[start Source records]

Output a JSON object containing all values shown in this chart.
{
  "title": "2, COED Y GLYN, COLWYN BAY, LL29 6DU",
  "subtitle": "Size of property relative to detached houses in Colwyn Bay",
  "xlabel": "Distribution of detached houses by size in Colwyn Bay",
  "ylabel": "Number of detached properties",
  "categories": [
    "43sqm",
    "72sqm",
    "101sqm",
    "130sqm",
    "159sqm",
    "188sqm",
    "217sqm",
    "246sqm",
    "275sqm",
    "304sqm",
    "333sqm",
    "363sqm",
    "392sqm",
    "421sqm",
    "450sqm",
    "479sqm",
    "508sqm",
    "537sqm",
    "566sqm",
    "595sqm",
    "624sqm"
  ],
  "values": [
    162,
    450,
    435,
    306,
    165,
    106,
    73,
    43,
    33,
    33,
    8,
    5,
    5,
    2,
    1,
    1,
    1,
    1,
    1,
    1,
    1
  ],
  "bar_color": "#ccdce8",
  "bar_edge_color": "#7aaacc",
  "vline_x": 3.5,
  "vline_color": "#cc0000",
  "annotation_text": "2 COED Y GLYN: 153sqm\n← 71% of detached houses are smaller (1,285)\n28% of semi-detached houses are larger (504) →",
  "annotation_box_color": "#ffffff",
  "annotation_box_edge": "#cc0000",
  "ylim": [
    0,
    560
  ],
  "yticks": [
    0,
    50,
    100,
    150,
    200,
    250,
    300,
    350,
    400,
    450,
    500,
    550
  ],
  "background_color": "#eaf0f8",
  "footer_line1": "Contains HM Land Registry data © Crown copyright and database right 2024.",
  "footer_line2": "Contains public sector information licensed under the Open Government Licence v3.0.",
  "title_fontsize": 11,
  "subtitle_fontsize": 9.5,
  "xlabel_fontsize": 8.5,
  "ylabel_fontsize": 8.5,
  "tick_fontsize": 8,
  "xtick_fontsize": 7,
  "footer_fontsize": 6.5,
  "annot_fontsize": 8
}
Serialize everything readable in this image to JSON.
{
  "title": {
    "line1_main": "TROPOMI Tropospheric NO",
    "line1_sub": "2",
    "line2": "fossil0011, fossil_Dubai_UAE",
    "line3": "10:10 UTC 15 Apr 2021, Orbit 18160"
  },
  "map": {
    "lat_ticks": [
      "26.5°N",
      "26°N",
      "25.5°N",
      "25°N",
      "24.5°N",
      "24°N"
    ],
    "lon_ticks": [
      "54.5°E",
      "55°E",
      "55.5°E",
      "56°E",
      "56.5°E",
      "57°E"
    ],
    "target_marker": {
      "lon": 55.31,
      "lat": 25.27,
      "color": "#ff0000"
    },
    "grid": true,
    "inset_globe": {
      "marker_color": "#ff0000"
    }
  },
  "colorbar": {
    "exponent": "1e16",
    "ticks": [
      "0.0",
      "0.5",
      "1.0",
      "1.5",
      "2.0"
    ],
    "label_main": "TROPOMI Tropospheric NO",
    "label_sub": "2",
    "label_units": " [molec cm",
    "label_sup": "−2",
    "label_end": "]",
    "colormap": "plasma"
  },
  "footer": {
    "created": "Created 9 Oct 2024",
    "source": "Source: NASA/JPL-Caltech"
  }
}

[end Source records]

Task brief:
Identify the lines in the entries that hold "values" and return each one.

Response:
Output a JSON object containing all values shown in this chart.
  "values": [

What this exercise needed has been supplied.